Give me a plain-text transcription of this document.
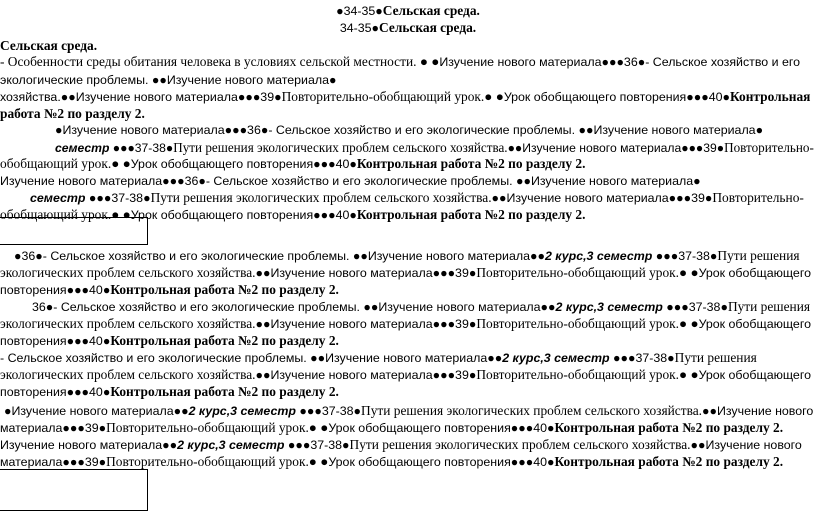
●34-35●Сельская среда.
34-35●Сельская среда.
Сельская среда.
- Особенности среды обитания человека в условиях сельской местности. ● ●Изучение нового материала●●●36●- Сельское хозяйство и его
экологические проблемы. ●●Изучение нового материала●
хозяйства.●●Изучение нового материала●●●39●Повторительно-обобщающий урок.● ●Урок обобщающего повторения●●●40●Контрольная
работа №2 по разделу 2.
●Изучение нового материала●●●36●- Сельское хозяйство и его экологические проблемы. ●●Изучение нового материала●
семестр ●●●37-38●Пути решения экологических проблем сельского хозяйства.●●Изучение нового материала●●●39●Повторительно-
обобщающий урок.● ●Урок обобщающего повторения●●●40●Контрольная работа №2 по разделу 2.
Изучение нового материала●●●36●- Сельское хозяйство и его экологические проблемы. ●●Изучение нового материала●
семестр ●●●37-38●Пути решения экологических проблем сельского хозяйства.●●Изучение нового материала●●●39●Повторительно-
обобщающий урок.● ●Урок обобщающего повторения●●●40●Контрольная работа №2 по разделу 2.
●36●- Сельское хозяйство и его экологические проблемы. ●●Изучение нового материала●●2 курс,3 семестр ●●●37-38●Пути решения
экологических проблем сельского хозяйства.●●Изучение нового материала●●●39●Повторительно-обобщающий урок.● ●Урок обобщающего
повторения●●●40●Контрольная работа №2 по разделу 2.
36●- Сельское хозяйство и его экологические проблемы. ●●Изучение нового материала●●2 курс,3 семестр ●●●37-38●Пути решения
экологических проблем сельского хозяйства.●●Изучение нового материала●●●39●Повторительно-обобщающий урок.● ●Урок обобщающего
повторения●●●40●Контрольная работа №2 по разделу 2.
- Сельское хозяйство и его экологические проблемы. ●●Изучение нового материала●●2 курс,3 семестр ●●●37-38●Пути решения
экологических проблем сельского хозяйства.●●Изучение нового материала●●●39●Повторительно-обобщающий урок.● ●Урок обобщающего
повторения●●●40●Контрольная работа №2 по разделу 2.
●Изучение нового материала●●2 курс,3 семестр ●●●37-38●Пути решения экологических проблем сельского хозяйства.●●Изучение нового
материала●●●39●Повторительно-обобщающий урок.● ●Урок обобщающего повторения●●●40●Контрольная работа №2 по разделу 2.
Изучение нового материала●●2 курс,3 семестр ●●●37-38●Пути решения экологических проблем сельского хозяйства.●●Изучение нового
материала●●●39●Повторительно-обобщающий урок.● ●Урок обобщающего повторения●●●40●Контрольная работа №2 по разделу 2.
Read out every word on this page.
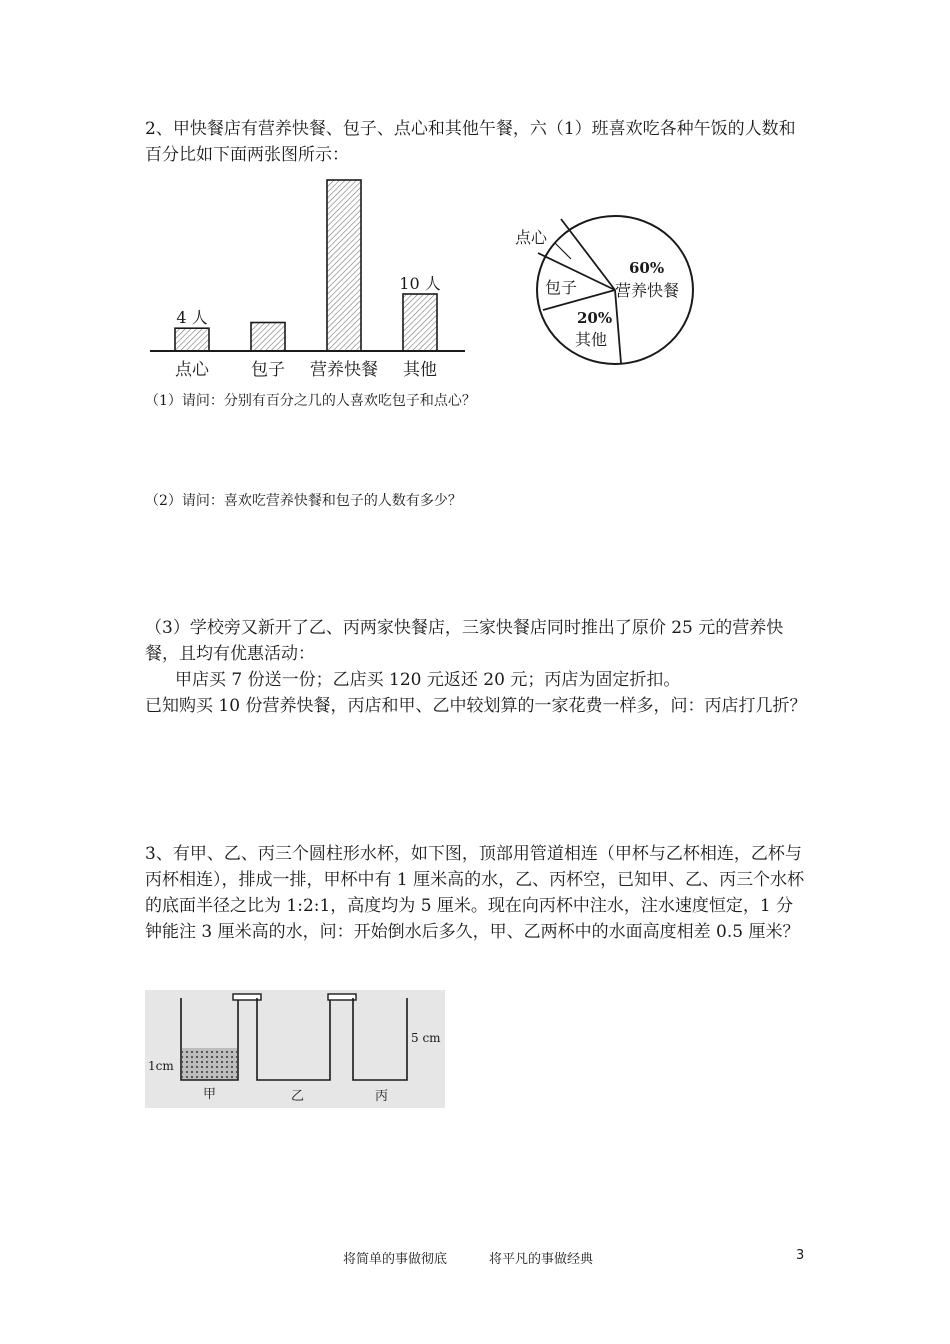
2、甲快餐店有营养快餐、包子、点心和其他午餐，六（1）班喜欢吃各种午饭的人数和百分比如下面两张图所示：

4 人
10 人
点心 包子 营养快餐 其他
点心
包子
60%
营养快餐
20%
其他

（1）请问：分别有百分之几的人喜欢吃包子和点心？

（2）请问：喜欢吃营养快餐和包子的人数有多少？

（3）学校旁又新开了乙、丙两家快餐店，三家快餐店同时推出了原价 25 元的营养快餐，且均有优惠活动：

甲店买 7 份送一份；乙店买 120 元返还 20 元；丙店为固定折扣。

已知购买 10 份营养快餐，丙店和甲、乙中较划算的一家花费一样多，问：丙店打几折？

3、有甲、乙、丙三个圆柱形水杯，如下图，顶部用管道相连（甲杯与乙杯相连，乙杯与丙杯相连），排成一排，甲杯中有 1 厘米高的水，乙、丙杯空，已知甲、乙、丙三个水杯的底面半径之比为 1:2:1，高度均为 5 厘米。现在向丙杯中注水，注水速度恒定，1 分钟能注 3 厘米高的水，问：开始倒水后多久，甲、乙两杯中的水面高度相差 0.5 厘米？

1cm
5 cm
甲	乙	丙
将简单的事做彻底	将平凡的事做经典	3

==

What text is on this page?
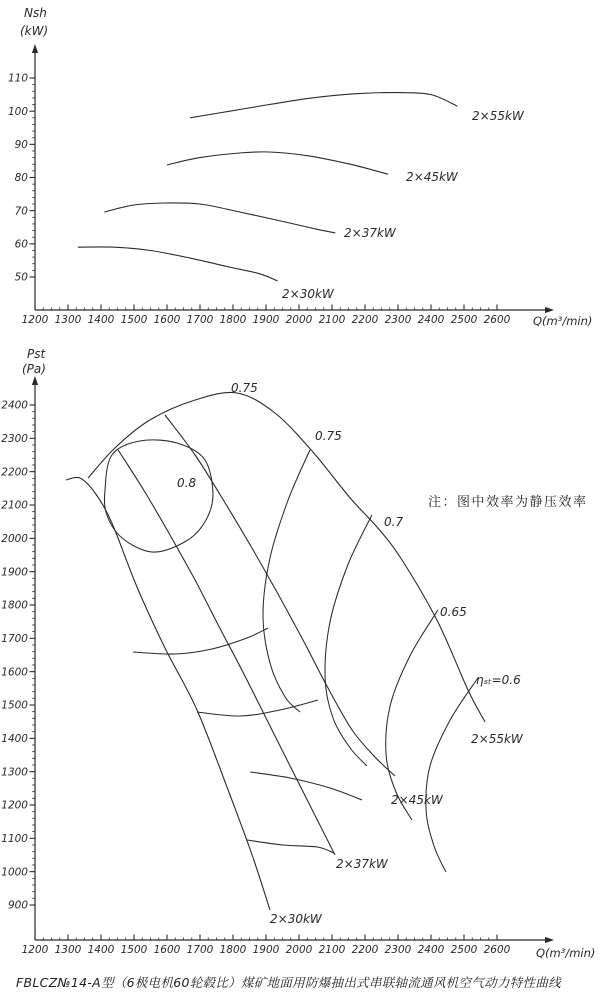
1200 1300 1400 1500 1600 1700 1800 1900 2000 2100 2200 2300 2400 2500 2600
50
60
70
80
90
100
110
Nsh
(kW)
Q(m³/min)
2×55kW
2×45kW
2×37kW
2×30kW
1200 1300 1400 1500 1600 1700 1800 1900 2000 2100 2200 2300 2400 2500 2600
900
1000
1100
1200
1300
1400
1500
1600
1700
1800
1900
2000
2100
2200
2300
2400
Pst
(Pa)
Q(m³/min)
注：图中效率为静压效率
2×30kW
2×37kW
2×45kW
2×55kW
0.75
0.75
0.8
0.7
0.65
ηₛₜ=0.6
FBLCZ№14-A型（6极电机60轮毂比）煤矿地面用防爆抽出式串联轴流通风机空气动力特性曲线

**TASK DIRECTIONS**
Find how many lines of the material carry the string "экологические". Only the number should be in the answer.

**SOLUTION BELOW**
6